YOUR OBJECTIVE ▸
Say how many lines include the word "statements". Reply with nothing but the number.
BEGIN EXERCISE DATA
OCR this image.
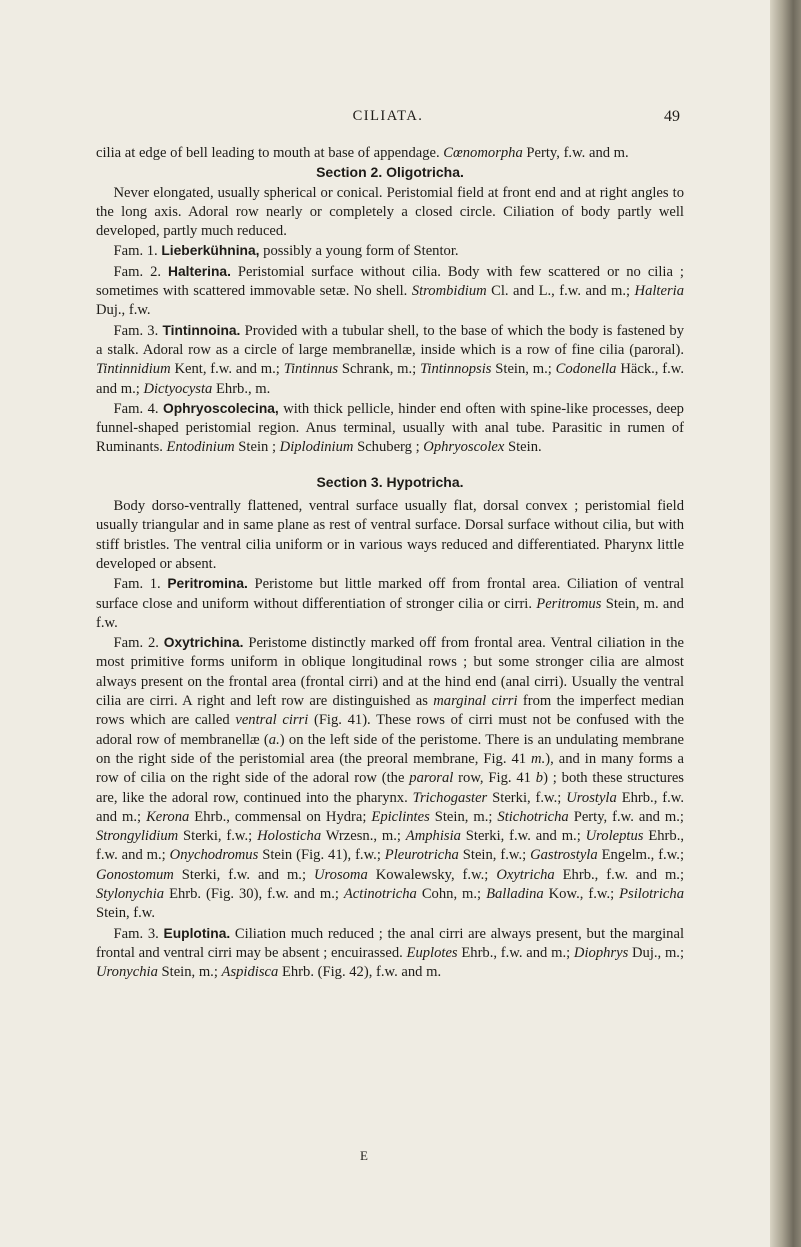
CILIATA.	49

cilia at edge of bell leading to mouth at base of appendage. Cœnomorpha Perty, f.w. and m.

Section 2. Oligotricha.

Never elongated, usually spherical or conical. Peristomial field at front end and at right angles to the long axis. Adoral row nearly or completely a closed circle. Ciliation of body partly well developed, partly much reduced.

Fam. 1. Lieberkühnina, possibly a young form of Stentor.

Fam. 2. Halterina. Peristomial surface without cilia. Body with few scattered or no cilia ; sometimes with scattered immovable setæ. No shell. Strombidium Cl. and L., f.w. and m.; Halteria Duj., f.w.

Fam. 3. Tintinnoina. Provided with a tubular shell, to the base of which the body is fastened by a stalk. Adoral row as a circle of large membranellæ, inside which is a row of fine cilia (paroral). Tintinnidium Kent, f.w. and m.; Tintinnus Schrank, m.; Tintinnopsis Stein, m.; Codonella Häck., f.w. and m.; Dictyocysta Ehrb., m.

Fam. 4. Ophryoscolecina, with thick pellicle, hinder end often with spine-like processes, deep funnel-shaped peristomial region. Anus terminal, usually with anal tube. Parasitic in rumen of Ruminants. Entodinium Stein ; Diplodinium Schuberg ; Ophryoscolex Stein.

Section 3. Hypotricha.

Body dorso-ventrally flattened, ventral surface usually flat, dorsal convex ; peristomial field usually triangular and in same plane as rest of ventral surface. Dorsal surface without cilia, but with stiff bristles. The ventral cilia uniform or in various ways reduced and differentiated. Pharynx little developed or absent.

Fam. 1. Peritromina. Peristome but little marked off from frontal area. Ciliation of ventral surface close and uniform without differentiation of stronger cilia or cirri. Peritromus Stein, m. and f.w.

Fam. 2. Oxytrichina. Peristome distinctly marked off from frontal area. Ventral ciliation in the most primitive forms uniform in oblique longitudinal rows ; but some stronger cilia are almost always present on the frontal area (frontal cirri) and at the hind end (anal cirri). Usually the ventral cilia are cirri. A right and left row are distinguished as marginal cirri from the imperfect median rows which are called ventral cirri (Fig. 41). These rows of cirri must not be confused with the adoral row of membranellæ (a.) on the left side of the peristome. There is an undulating membrane on the right side of the peristomial area (the preoral membrane, Fig. 41 m.), and in many forms a row of cilia on the right side of the adoral row (the paroral row, Fig. 41 b) ; both these structures are, like the adoral row, continued into the pharynx. Trichogaster Sterki, f.w.; Urostyla Ehrb., f.w. and m.; Kerona Ehrb., commensal on Hydra; Epiclintes Stein, m.; Stichotricha Perty, f.w. and m.; Strongylidium Sterki, f.w.; Holosticha Wrzesn., m.; Amphisia Sterki, f.w. and m.; Uroleptus Ehrb., f.w. and m.; Onychodromus Stein (Fig. 41), f.w.; Pleurotricha Stein, f.w.; Gastrostyla Engelm., f.w.; Gonostomum Sterki, f.w. and m.; Urosoma Kowalewsky, f.w.; Oxytricha Ehrb., f.w. and m.; Stylonychia Ehrb. (Fig. 30), f.w. and m.; Actinotricha Cohn, m.; Balladina Kow., f.w.; Psilotricha Stein, f.w.

Fam. 3. Euplotina. Ciliation much reduced ; the anal cirri are always present, but the marginal frontal and ventral cirri may be absent ; encuirassed. Euplotes Ehrb., f.w. and m.; Diophrys Duj., m.; Uronychia Stein, m.; Aspidisca Ehrb. (Fig. 42), f.w. and m.

E
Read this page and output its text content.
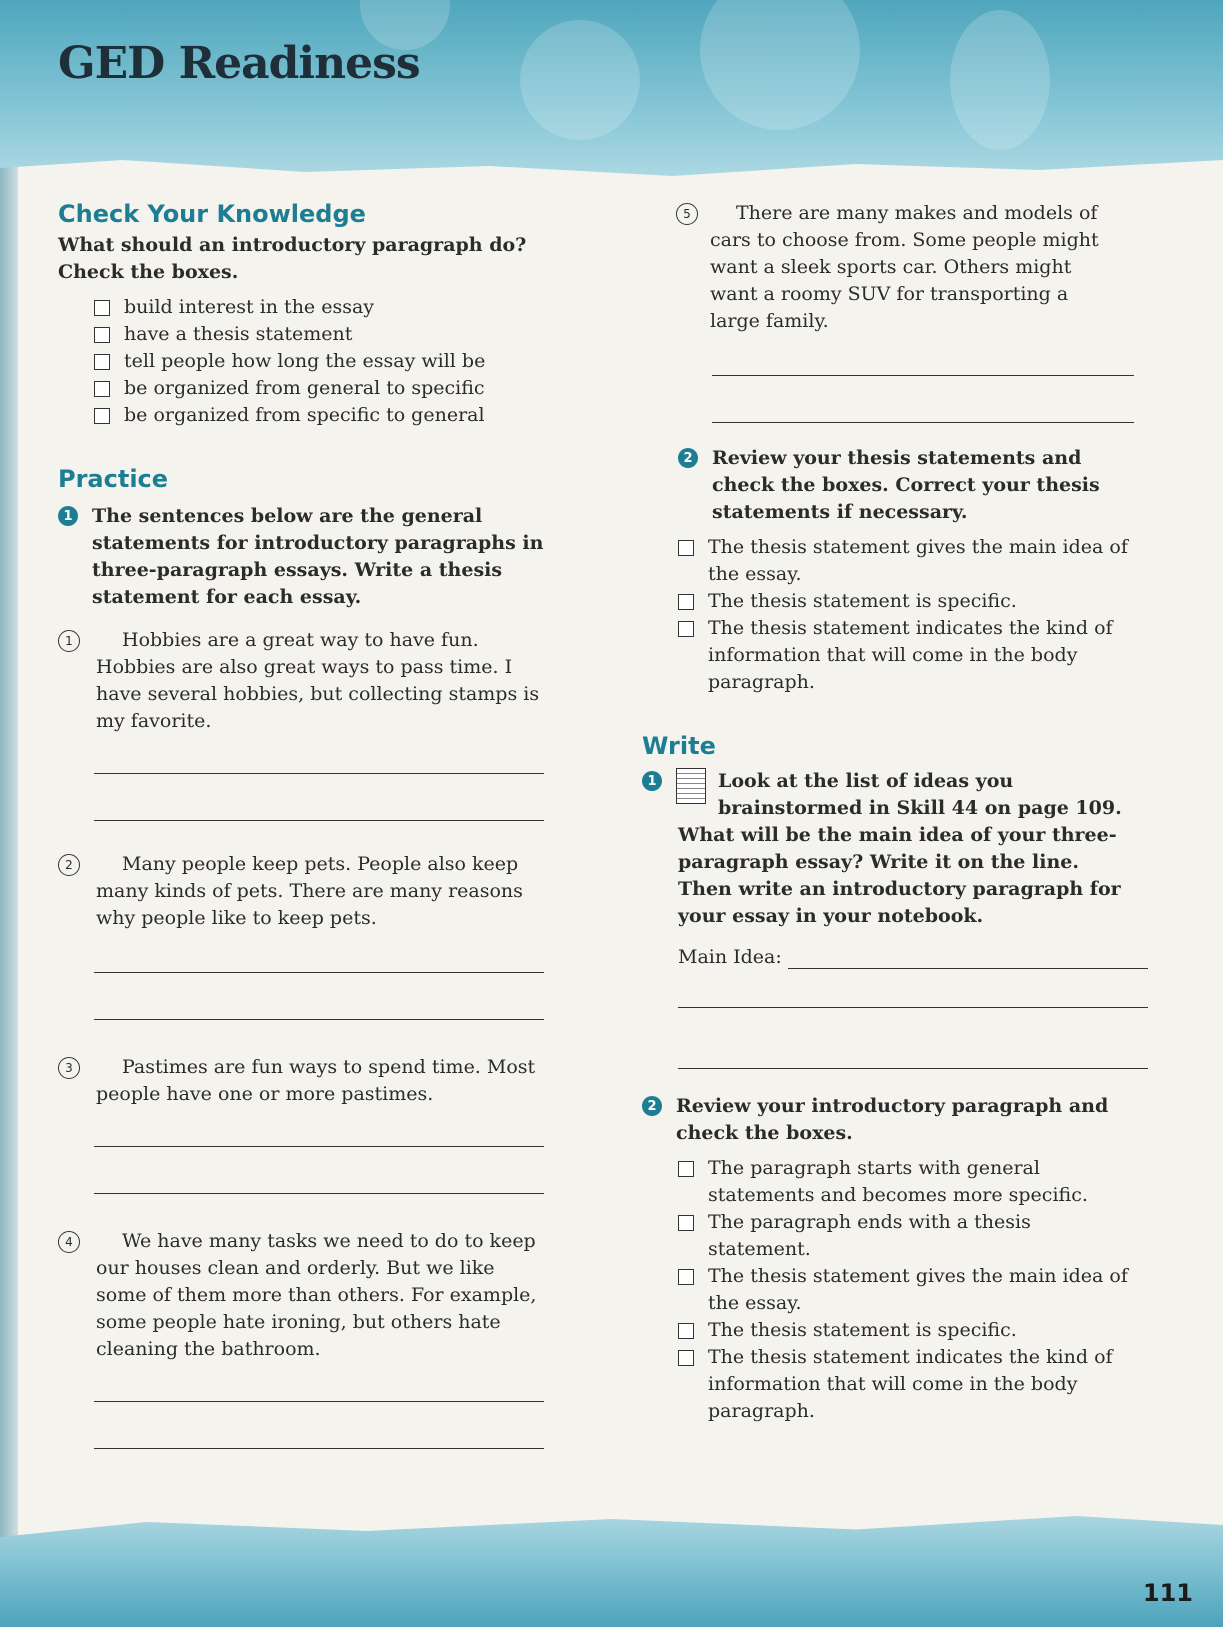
GED Readiness
Check Your Knowledge

What should an introductory paragraph do? Check the boxes.

build interest in the essay
have a thesis statement
tell people how long the essay will be
be organized from general to specific
be organized from specific to general
Practice
1 The sentences below are the general statements for introductory paragraphs in three-paragraph essays. Write a thesis statement for each essay.

1	Hobbies are a great way to have fun. Hobbies are also great ways to pass time. I have several hobbies, but collecting stamps is my favorite.
2	Many people keep pets. People also keep many kinds of pets. There are many reasons why people like to keep pets.
3	Pastimes are fun ways to spend time. Most people have one or more pastimes.
4	We have many tasks we need to do to keep our houses clean and orderly. But we like some of them more than others. For example, some people hate ironing, but others hate cleaning the bathroom.
5	There are many makes and models of cars to choose from. Some people might want a sleek sports car. Others might want a roomy SUV for transporting a large family.
2 Review your thesis statements and check the boxes. Correct your thesis statements if necessary.

The thesis statement gives the main idea of the essay.
The thesis statement is specific.
The thesis statement indicates the kind of information that will come in the body paragraph.
Write
1	Look at the list of ideas you brainstormed in Skill 44 on page 109.

What will be the main idea of your three-paragraph essay? Write it on the line. Then write an introductory paragraph for your essay in your notebook.

Main Idea:
2 Review your introductory paragraph and check the boxes.

The paragraph starts with general statements and becomes more specific.
The paragraph ends with a thesis statement.
The thesis statement gives the main idea of the essay.
The thesis statement is specific.
The thesis statement indicates the kind of information that will come in the body paragraph.

111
END EXERCISE DATA
THE ANSWER ▸
3